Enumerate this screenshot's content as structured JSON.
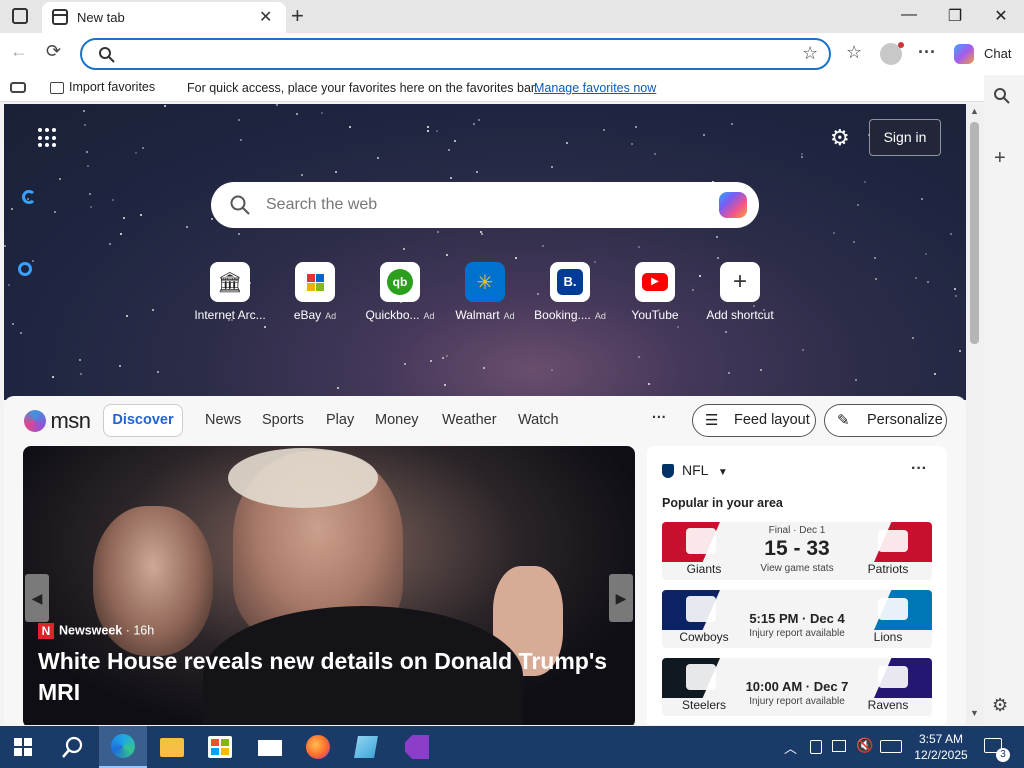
{
  "window": {
    "tab_title": "New tab"
  },
  "favorites_bar": {
    "import_label": "Import favorites",
    "message": "For quick access, place your favorites here on the favorites bar.",
    "manage_link": "Manage favorites now"
  },
  "toolbar": {
    "chat_label": "Chat"
  },
  "hero": {
    "sign_in_label": "Sign in",
    "search_placeholder": "Search the web",
    "shortcuts": [
      {
        "label": "Internet Arc...",
        "ad": "",
        "icon": "internet-archive-icon"
      },
      {
        "label": "eBay",
        "ad": "Ad",
        "icon": "ebay-icon"
      },
      {
        "label": "Quickbo...",
        "ad": "Ad",
        "icon": "quickbooks-icon"
      },
      {
        "label": "Walmart",
        "ad": "Ad",
        "icon": "walmart-icon"
      },
      {
        "label": "Booking....",
        "ad": "Ad",
        "icon": "booking-icon"
      },
      {
        "label": "YouTube",
        "ad": "",
        "icon": "youtube-icon"
      },
      {
        "label": "Add shortcut",
        "ad": "",
        "icon": "plus-icon"
      }
    ]
  },
  "feed": {
    "brand": "msn",
    "nav": [
      "Discover",
      "News",
      "Sports",
      "Play",
      "Money",
      "Weather",
      "Watch"
    ],
    "more": "···",
    "feed_layout_label": "Feed layout",
    "personalize_label": "Personalize",
    "headline": {
      "source": "Newsweek",
      "age": "· 16h",
      "title": "White House reveals new details on Donald Trump's MRI"
    },
    "nfl": {
      "title": "NFL",
      "subtitle": "Popular in your area",
      "games": [
        {
          "home": "Giants",
          "away": "Patriots",
          "status": "Final · Dec 1",
          "score": "15 - 33",
          "detail": "View game stats",
          "home_color": "#c8102e",
          "away_color": "#c8102e"
        },
        {
          "home": "Cowboys",
          "away": "Lions",
          "status": "",
          "score": "5:15 PM · Dec 4",
          "detail": "Injury report available",
          "home_color": "#0b2265",
          "away_color": "#0076b6"
        },
        {
          "home": "Steelers",
          "away": "Ravens",
          "status": "",
          "score": "10:00 AM · Dec 7",
          "detail": "Injury report available",
          "home_color": "#101820",
          "away_color": "#241773"
        }
      ]
    }
  },
  "taskbar": {
    "time": "3:57 AM",
    "date": "12/2/2025",
    "notification_count": "3"
  }
}
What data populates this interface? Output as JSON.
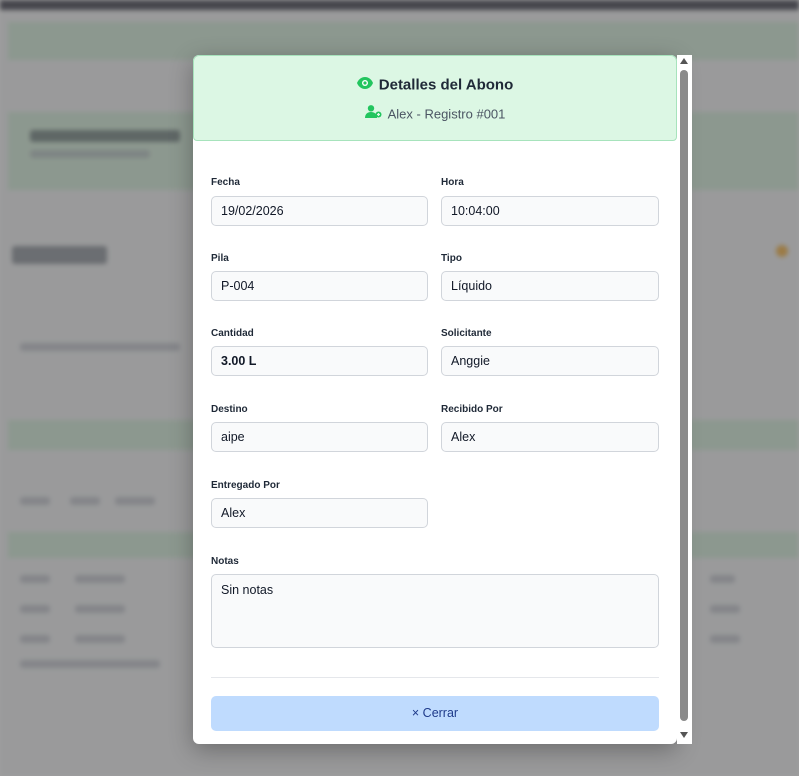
{
  "modal": {
    "title": "Detalles del Abono",
    "subtitle": "Alex - Registro #001",
    "accent_color": "#22c55e",
    "header_bg": "#dcf7e4",
    "fields": {
      "fecha": {
        "label": "Fecha",
        "value": "19/02/2026"
      },
      "hora": {
        "label": "Hora",
        "value": "10:04:00"
      },
      "pila": {
        "label": "Pila",
        "value": "P-004"
      },
      "tipo": {
        "label": "Tipo",
        "value": "Líquido"
      },
      "cantidad": {
        "label": "Cantidad",
        "value": "3.00 L"
      },
      "solicitante": {
        "label": "Solicitante",
        "value": "Anggie"
      },
      "destino": {
        "label": "Destino",
        "value": "aipe"
      },
      "recibido_por": {
        "label": "Recibido Por",
        "value": "Alex"
      },
      "entregado_por": {
        "label": "Entregado Por",
        "value": "Alex"
      },
      "notas": {
        "label": "Notas",
        "value": "Sin notas"
      }
    },
    "close_label": "× Cerrar",
    "close_color": "#bfdbfe"
  },
  "icons": {
    "title_icon": "eye-icon",
    "subtitle_icon": "user-icon"
  }
}
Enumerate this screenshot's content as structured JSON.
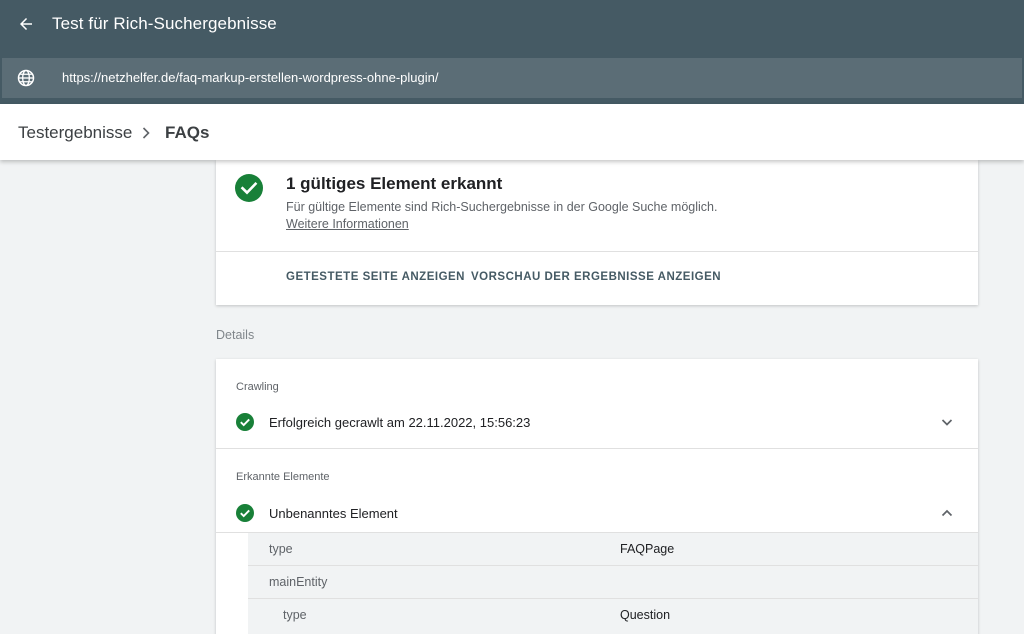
{
  "header": {
    "title": "Test für Rich-Suchergebnisse",
    "url": "https://netzhelfer.de/faq-markup-erstellen-wordpress-ohne-plugin/"
  },
  "breadcrumb": {
    "root": "Testergebnisse",
    "current": "FAQs"
  },
  "summary": {
    "title": "1 gültiges Element erkannt",
    "description": "Für gültige Elemente sind Rich-Suchergebnisse in der Google Suche möglich.",
    "link": "Weitere Informationen",
    "actions": [
      "GETESTETE SEITE ANZEIGEN",
      "VORSCHAU DER ERGEBNISSE ANZEIGEN"
    ]
  },
  "details": {
    "label": "Details",
    "crawling": {
      "label": "Crawling",
      "status": "Erfolgreich gecrawlt am 22.11.2022, 15:56:23"
    },
    "detected": {
      "label": "Erkannte Elemente",
      "item": "Unbenanntes Element",
      "properties": [
        {
          "key": "type",
          "value": "FAQPage"
        },
        {
          "key": "mainEntity",
          "value": ""
        },
        {
          "key": "type",
          "value": "Question"
        }
      ]
    }
  },
  "colors": {
    "header": "#455a64",
    "urlbar": "#5b6d76",
    "success": "#188038",
    "accent_text": "#455a64"
  },
  "icons": {
    "back": "arrow-left-icon",
    "globe": "globe-icon",
    "breadcrumb_sep": "chevron-right-icon",
    "check": "check-circle-icon",
    "expand": "chevron-down-icon",
    "collapse": "chevron-up-icon"
  }
}
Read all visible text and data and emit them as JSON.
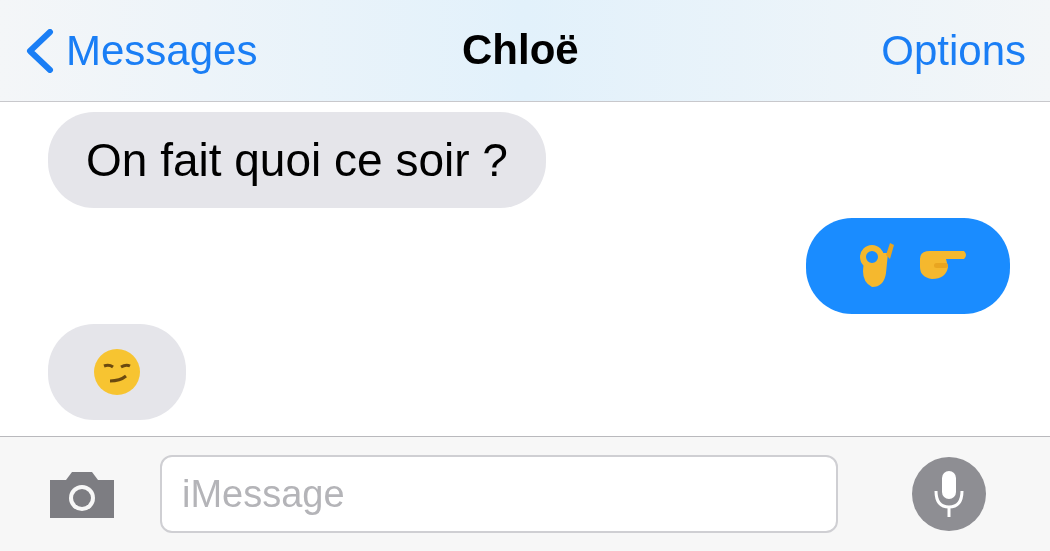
{
  "header": {
    "back_label": "Messages",
    "title": "Chloë",
    "action": "Options"
  },
  "messages": [
    {
      "kind": "incoming",
      "text": "On fait quoi ce soir ?"
    },
    {
      "kind": "outgoing",
      "emoji": [
        {
          "kind": "ok_hand"
        },
        {
          "kind": "pointing_right"
        }
      ]
    },
    {
      "kind": "incoming",
      "emoji": [
        {
          "kind": "smirk"
        }
      ]
    }
  ],
  "composer": {
    "placeholder": "iMessage"
  }
}
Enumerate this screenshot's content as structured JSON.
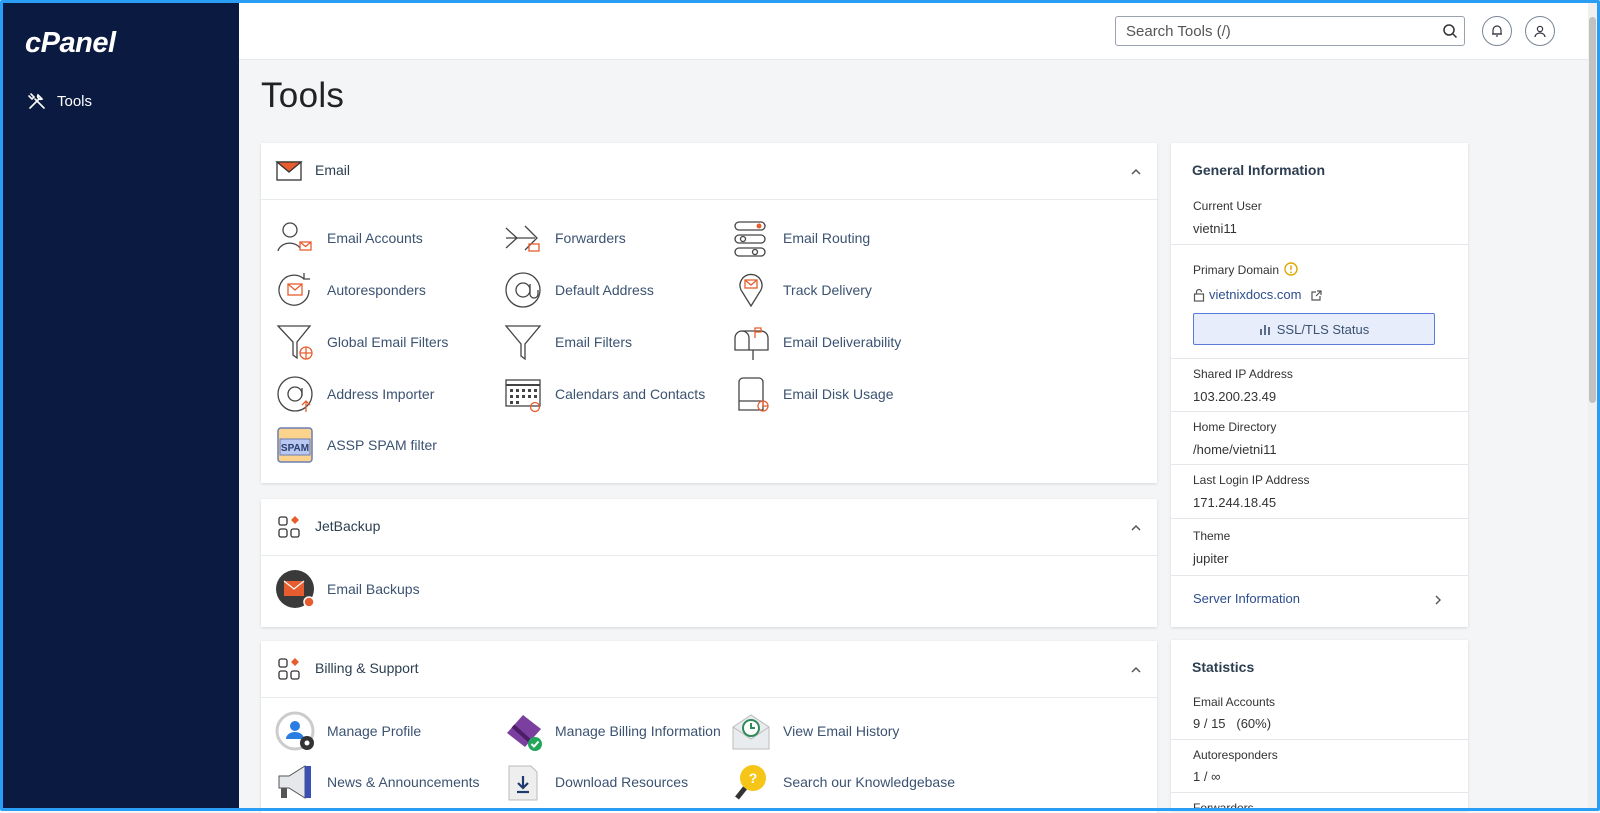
{
  "sidebar": {
    "logo": "cPanel",
    "nav": [
      {
        "label": "Tools",
        "icon": "tools-icon"
      }
    ]
  },
  "header": {
    "search_placeholder": "Search Tools (/)"
  },
  "page_title": "Tools",
  "sections": [
    {
      "title": "Email",
      "tools": [
        {
          "label": "Email Accounts",
          "icon": "email-accounts-icon"
        },
        {
          "label": "Forwarders",
          "icon": "forwarders-icon"
        },
        {
          "label": "Email Routing",
          "icon": "email-routing-icon"
        },
        {
          "label": "Autoresponders",
          "icon": "autoresponders-icon"
        },
        {
          "label": "Default Address",
          "icon": "default-address-icon"
        },
        {
          "label": "Track Delivery",
          "icon": "track-delivery-icon"
        },
        {
          "label": "Global Email Filters",
          "icon": "global-filter-icon"
        },
        {
          "label": "Email Filters",
          "icon": "filter-icon"
        },
        {
          "label": "Email Deliverability",
          "icon": "mailbox-icon"
        },
        {
          "label": "Address Importer",
          "icon": "address-importer-icon"
        },
        {
          "label": "Calendars and Contacts",
          "icon": "calendar-icon"
        },
        {
          "label": "Email Disk Usage",
          "icon": "disk-usage-icon"
        },
        {
          "label": "ASSP SPAM filter",
          "icon": "spam-icon",
          "icon_text": "SPAM"
        }
      ]
    },
    {
      "title": "JetBackup",
      "tools": [
        {
          "label": "Email Backups",
          "icon": "email-backups-icon"
        }
      ]
    },
    {
      "title": "Billing & Support",
      "tools": [
        {
          "label": "Manage Profile",
          "icon": "profile-icon"
        },
        {
          "label": "Manage Billing Information",
          "icon": "credit-card-icon"
        },
        {
          "label": "View Email History",
          "icon": "email-history-icon"
        },
        {
          "label": "News & Announcements",
          "icon": "megaphone-icon"
        },
        {
          "label": "Download Resources",
          "icon": "download-icon"
        },
        {
          "label": "Search our Knowledgebase",
          "icon": "knowledgebase-icon"
        }
      ]
    }
  ],
  "general_info": {
    "title": "General Information",
    "current_user_label": "Current User",
    "current_user": "vietni11",
    "primary_domain_label": "Primary Domain",
    "primary_domain": "vietnixdocs.com",
    "ssl_button": "SSL/TLS Status",
    "shared_ip_label": "Shared IP Address",
    "shared_ip": "103.200.23.49",
    "home_dir_label": "Home Directory",
    "home_dir": "/home/vietni11",
    "last_login_label": "Last Login IP Address",
    "last_login": "171.244.18.45",
    "theme_label": "Theme",
    "theme": "jupiter",
    "server_info": "Server Information"
  },
  "statistics": {
    "title": "Statistics",
    "email_accounts_label": "Email Accounts",
    "email_accounts": "9 / 15   (60%)",
    "autoresponders_label": "Autoresponders",
    "autoresponders": "1 / ∞",
    "forwarders_label": "Forwarders"
  },
  "colors": {
    "sidebar": "#0b1a40",
    "accent": "#e85d2f",
    "link": "#3b5271"
  }
}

* **Requirements**
Identify the lines above with the word "Billing". Copy them.

* **Solution for this exercise**
      "title": "Billing & Support",
          "label": "Manage Billing Information",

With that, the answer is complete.